- [WHAT IS REQUIRED] Quote the lines of the data below verbatim, beginning at the line that contains "What's the underlying" and ending at the last line, both included, and excluding pictures.

- [RECORDS SUPPLIED]
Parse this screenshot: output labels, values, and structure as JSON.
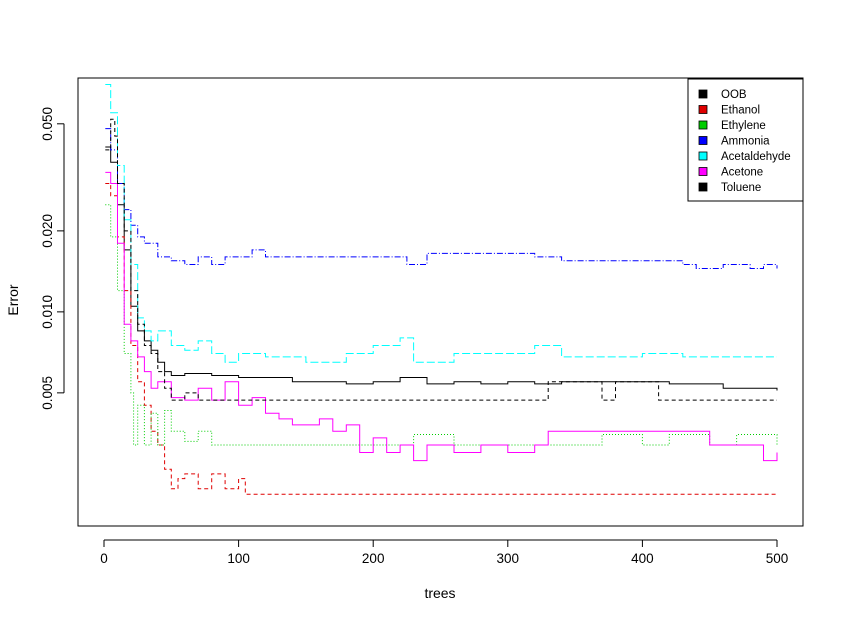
{
  "chart_data": {
    "type": "line",
    "title": "",
    "xlabel": "trees",
    "ylabel": "Error",
    "xlim": [
      0,
      500
    ],
    "ylim": [
      0.0016,
      0.074
    ],
    "y_scale": "log",
    "x_ticks": [
      0,
      100,
      200,
      300,
      400,
      500
    ],
    "y_ticks": [
      0.005,
      0.01,
      0.02,
      0.05
    ],
    "y_tick_labels": [
      "0.005",
      "0.010",
      "0.020",
      "0.050"
    ],
    "legend_position": "top-right",
    "series": [
      {
        "name": "OOB",
        "color": "#000000",
        "dash": "solid",
        "points": [
          [
            1,
            0.041
          ],
          [
            5,
            0.036
          ],
          [
            10,
            0.025
          ],
          [
            15,
            0.017
          ],
          [
            20,
            0.0105
          ],
          [
            25,
            0.0085
          ],
          [
            30,
            0.0078
          ],
          [
            35,
            0.0072
          ],
          [
            40,
            0.0065
          ],
          [
            45,
            0.006
          ],
          [
            50,
            0.0058
          ],
          [
            60,
            0.0059
          ],
          [
            70,
            0.0059
          ],
          [
            80,
            0.0058
          ],
          [
            90,
            0.0058
          ],
          [
            100,
            0.0057
          ],
          [
            120,
            0.0057
          ],
          [
            140,
            0.0055
          ],
          [
            160,
            0.0055
          ],
          [
            180,
            0.0054
          ],
          [
            200,
            0.0055
          ],
          [
            220,
            0.0057
          ],
          [
            240,
            0.0054
          ],
          [
            260,
            0.0055
          ],
          [
            280,
            0.0054
          ],
          [
            300,
            0.0055
          ],
          [
            320,
            0.0054
          ],
          [
            340,
            0.0055
          ],
          [
            360,
            0.0055
          ],
          [
            380,
            0.0055
          ],
          [
            400,
            0.0055
          ],
          [
            420,
            0.0054
          ],
          [
            440,
            0.0054
          ],
          [
            460,
            0.0052
          ],
          [
            480,
            0.0052
          ],
          [
            500,
            0.0051
          ]
        ]
      },
      {
        "name": "Ethanol",
        "color": "#df0000",
        "dash": "4,3",
        "points": [
          [
            1,
            0.03
          ],
          [
            5,
            0.027
          ],
          [
            10,
            0.019
          ],
          [
            15,
            0.012
          ],
          [
            20,
            0.0075
          ],
          [
            25,
            0.0055
          ],
          [
            30,
            0.0045
          ],
          [
            35,
            0.0036
          ],
          [
            40,
            0.0032
          ],
          [
            45,
            0.0026
          ],
          [
            50,
            0.0022
          ],
          [
            55,
            0.0024
          ],
          [
            60,
            0.0025
          ],
          [
            70,
            0.0022
          ],
          [
            80,
            0.0025
          ],
          [
            90,
            0.0022
          ],
          [
            100,
            0.0024
          ],
          [
            105,
            0.0021
          ],
          [
            150,
            0.0021
          ],
          [
            200,
            0.0021
          ],
          [
            300,
            0.0021
          ],
          [
            400,
            0.0021
          ],
          [
            500,
            0.0021
          ]
        ]
      },
      {
        "name": "Ethylene",
        "color": "#00cd00",
        "dash": "1,2",
        "points": [
          [
            1,
            0.025
          ],
          [
            5,
            0.019
          ],
          [
            10,
            0.012
          ],
          [
            15,
            0.007
          ],
          [
            20,
            0.005
          ],
          [
            22,
            0.0032
          ],
          [
            25,
            0.0045
          ],
          [
            30,
            0.0032
          ],
          [
            35,
            0.0042
          ],
          [
            40,
            0.0032
          ],
          [
            45,
            0.0043
          ],
          [
            50,
            0.0036
          ],
          [
            60,
            0.0033
          ],
          [
            70,
            0.0036
          ],
          [
            80,
            0.0032
          ],
          [
            100,
            0.0032
          ],
          [
            150,
            0.0032
          ],
          [
            200,
            0.0032
          ],
          [
            230,
            0.0035
          ],
          [
            260,
            0.0032
          ],
          [
            300,
            0.0032
          ],
          [
            350,
            0.0032
          ],
          [
            370,
            0.0035
          ],
          [
            400,
            0.0032
          ],
          [
            420,
            0.0035
          ],
          [
            450,
            0.0032
          ],
          [
            470,
            0.0035
          ],
          [
            500,
            0.0032
          ]
        ]
      },
      {
        "name": "Ammonia",
        "color": "#0000ff",
        "dash": "6,2,1,2",
        "points": [
          [
            1,
            0.048
          ],
          [
            5,
            0.04
          ],
          [
            10,
            0.03
          ],
          [
            15,
            0.024
          ],
          [
            20,
            0.021
          ],
          [
            25,
            0.019
          ],
          [
            30,
            0.018
          ],
          [
            40,
            0.016
          ],
          [
            50,
            0.0155
          ],
          [
            60,
            0.015
          ],
          [
            70,
            0.016
          ],
          [
            80,
            0.015
          ],
          [
            90,
            0.016
          ],
          [
            100,
            0.016
          ],
          [
            110,
            0.017
          ],
          [
            120,
            0.016
          ],
          [
            150,
            0.016
          ],
          [
            200,
            0.016
          ],
          [
            225,
            0.015
          ],
          [
            240,
            0.0165
          ],
          [
            260,
            0.0165
          ],
          [
            300,
            0.0165
          ],
          [
            320,
            0.016
          ],
          [
            340,
            0.0155
          ],
          [
            360,
            0.0155
          ],
          [
            400,
            0.0155
          ],
          [
            430,
            0.015
          ],
          [
            440,
            0.0145
          ],
          [
            460,
            0.015
          ],
          [
            480,
            0.0145
          ],
          [
            490,
            0.015
          ],
          [
            500,
            0.0145
          ]
        ]
      },
      {
        "name": "Acetaldehyde",
        "color": "#00ffff",
        "dash": "8,3",
        "points": [
          [
            1,
            0.07
          ],
          [
            5,
            0.055
          ],
          [
            10,
            0.035
          ],
          [
            15,
            0.022
          ],
          [
            20,
            0.015
          ],
          [
            25,
            0.0095
          ],
          [
            30,
            0.0085
          ],
          [
            35,
            0.0078
          ],
          [
            40,
            0.0085
          ],
          [
            50,
            0.0075
          ],
          [
            60,
            0.0072
          ],
          [
            70,
            0.0078
          ],
          [
            80,
            0.007
          ],
          [
            90,
            0.0065
          ],
          [
            100,
            0.007
          ],
          [
            120,
            0.0068
          ],
          [
            150,
            0.0065
          ],
          [
            180,
            0.007
          ],
          [
            200,
            0.0075
          ],
          [
            220,
            0.008
          ],
          [
            230,
            0.0065
          ],
          [
            260,
            0.007
          ],
          [
            300,
            0.007
          ],
          [
            320,
            0.0075
          ],
          [
            340,
            0.0068
          ],
          [
            380,
            0.0068
          ],
          [
            400,
            0.007
          ],
          [
            430,
            0.0068
          ],
          [
            460,
            0.0068
          ],
          [
            500,
            0.0068
          ]
        ]
      },
      {
        "name": "Acetone",
        "color": "#ff00ff",
        "dash": "solid",
        "points": [
          [
            1,
            0.033
          ],
          [
            5,
            0.03
          ],
          [
            10,
            0.018
          ],
          [
            15,
            0.009
          ],
          [
            20,
            0.0078
          ],
          [
            25,
            0.0068
          ],
          [
            30,
            0.006
          ],
          [
            35,
            0.0052
          ],
          [
            40,
            0.0055
          ],
          [
            50,
            0.0048
          ],
          [
            60,
            0.0047
          ],
          [
            70,
            0.0052
          ],
          [
            80,
            0.0047
          ],
          [
            90,
            0.0055
          ],
          [
            100,
            0.0045
          ],
          [
            110,
            0.0048
          ],
          [
            120,
            0.0042
          ],
          [
            130,
            0.004
          ],
          [
            140,
            0.0038
          ],
          [
            150,
            0.0038
          ],
          [
            160,
            0.004
          ],
          [
            170,
            0.0036
          ],
          [
            180,
            0.0038
          ],
          [
            190,
            0.003
          ],
          [
            200,
            0.0034
          ],
          [
            210,
            0.003
          ],
          [
            220,
            0.0032
          ],
          [
            230,
            0.0028
          ],
          [
            240,
            0.0032
          ],
          [
            260,
            0.003
          ],
          [
            280,
            0.0032
          ],
          [
            300,
            0.003
          ],
          [
            320,
            0.0032
          ],
          [
            330,
            0.0036
          ],
          [
            340,
            0.0036
          ],
          [
            360,
            0.0036
          ],
          [
            400,
            0.0036
          ],
          [
            440,
            0.0036
          ],
          [
            450,
            0.0032
          ],
          [
            480,
            0.0032
          ],
          [
            490,
            0.0028
          ],
          [
            500,
            0.003
          ]
        ]
      },
      {
        "name": "Toluene",
        "color": "#000000",
        "dash": "4,3",
        "points": [
          [
            1,
            0.04
          ],
          [
            5,
            0.052
          ],
          [
            8,
            0.045
          ],
          [
            10,
            0.03
          ],
          [
            15,
            0.02
          ],
          [
            20,
            0.012
          ],
          [
            25,
            0.009
          ],
          [
            30,
            0.0075
          ],
          [
            35,
            0.007
          ],
          [
            40,
            0.006
          ],
          [
            45,
            0.0052
          ],
          [
            50,
            0.0047
          ],
          [
            60,
            0.005
          ],
          [
            70,
            0.0047
          ],
          [
            100,
            0.0047
          ],
          [
            200,
            0.0047
          ],
          [
            300,
            0.0047
          ],
          [
            325,
            0.0047
          ],
          [
            330,
            0.0055
          ],
          [
            360,
            0.0055
          ],
          [
            370,
            0.0047
          ],
          [
            380,
            0.0055
          ],
          [
            410,
            0.0055
          ],
          [
            412,
            0.0047
          ],
          [
            450,
            0.0047
          ],
          [
            500,
            0.0047
          ]
        ]
      }
    ]
  }
}
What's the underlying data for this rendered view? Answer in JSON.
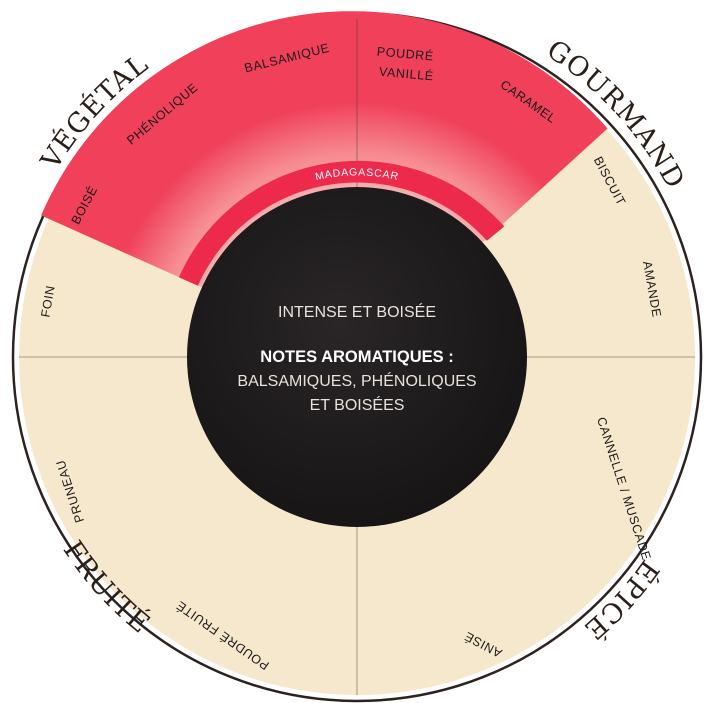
{
  "families": [
    {
      "id": "vegetal",
      "label": "VÉGÉTAL"
    },
    {
      "id": "gourmand",
      "label": "GOURMAND"
    },
    {
      "id": "epice",
      "label": "ÉPICÉ"
    },
    {
      "id": "fruite",
      "label": "FRUITÉ"
    }
  ],
  "notes": {
    "boise": "BOISÉ",
    "phenolique": "PHÉNOLIQUE",
    "balsamique": "BALSAMIQUE",
    "poudre_vanille_1": "POUDRÉ",
    "poudre_vanille_2": "VANILLÉ",
    "caramel": "CARAMEL",
    "biscuit": "BISCUIT",
    "amande": "AMANDE",
    "cannelle": "CANNELLE / MUSCADE",
    "anise": "ANISÉ",
    "poudre_fruite": "POUDRÉ FRUITÉ",
    "pruneau": "PRUNEAU",
    "foin": "FOIN"
  },
  "origin": {
    "label": "MADAGASCAR"
  },
  "center": {
    "intensity": "INTENSE ET BOISÉE",
    "heading": "NOTES AROMATIQUES :",
    "line1": "BALSAMIQUES, PHÉNOLIQUES",
    "line2": "ET BOISÉES"
  },
  "colors": {
    "cream": "#f6e8cc",
    "highlight_inner": "#f8d3c9",
    "highlight_outer": "#f2445c",
    "band": "#ee2a4c",
    "center": "#1a1718",
    "rim": "#2c2220"
  }
}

- [SOLUTION TO THIS EXERCISE]
What's the underlying data for this rendered view? Answer in JSON.
{
  "families": [
    {
      "id": "vegetal",
      "label": "VÉGÉTAL"
    },
    {
      "id": "gourmand",
      "label": "GOURMAND"
    },
    {
      "id": "epice",
      "label": "ÉPICÉ"
    },
    {
      "id": "fruite",
      "label": "FRUITÉ"
    }
  ],
  "notes": {
    "boise": "BOISÉ",
    "phenolique": "PHÉNOLIQUE",
    "balsamique": "BALSAMIQUE",
    "poudre_vanille_1": "POUDRÉ",
    "poudre_vanille_2": "VANILLÉ",
    "caramel": "CARAMEL",
    "biscuit": "BISCUIT",
    "amande": "AMANDE",
    "cannelle": "CANNELLE / MUSCADE",
    "anise": "ANISÉ",
    "poudre_fruite": "POUDRÉ FRUITÉ",
    "pruneau": "PRUNEAU",
    "foin": "FOIN"
  },
  "origin": {
    "label": "MADAGASCAR"
  },
  "center": {
    "intensity": "INTENSE ET BOISÉE",
    "heading": "NOTES AROMATIQUES :",
    "line1": "BALSAMIQUES, PHÉNOLIQUES",
    "line2": "ET BOISÉES"
  },
  "colors": {
    "cream": "#f6e8cc",
    "highlight_inner": "#f8d3c9",
    "highlight_outer": "#f2445c",
    "band": "#ee2a4c",
    "center": "#1a1718",
    "rim": "#2c2220"
  }
}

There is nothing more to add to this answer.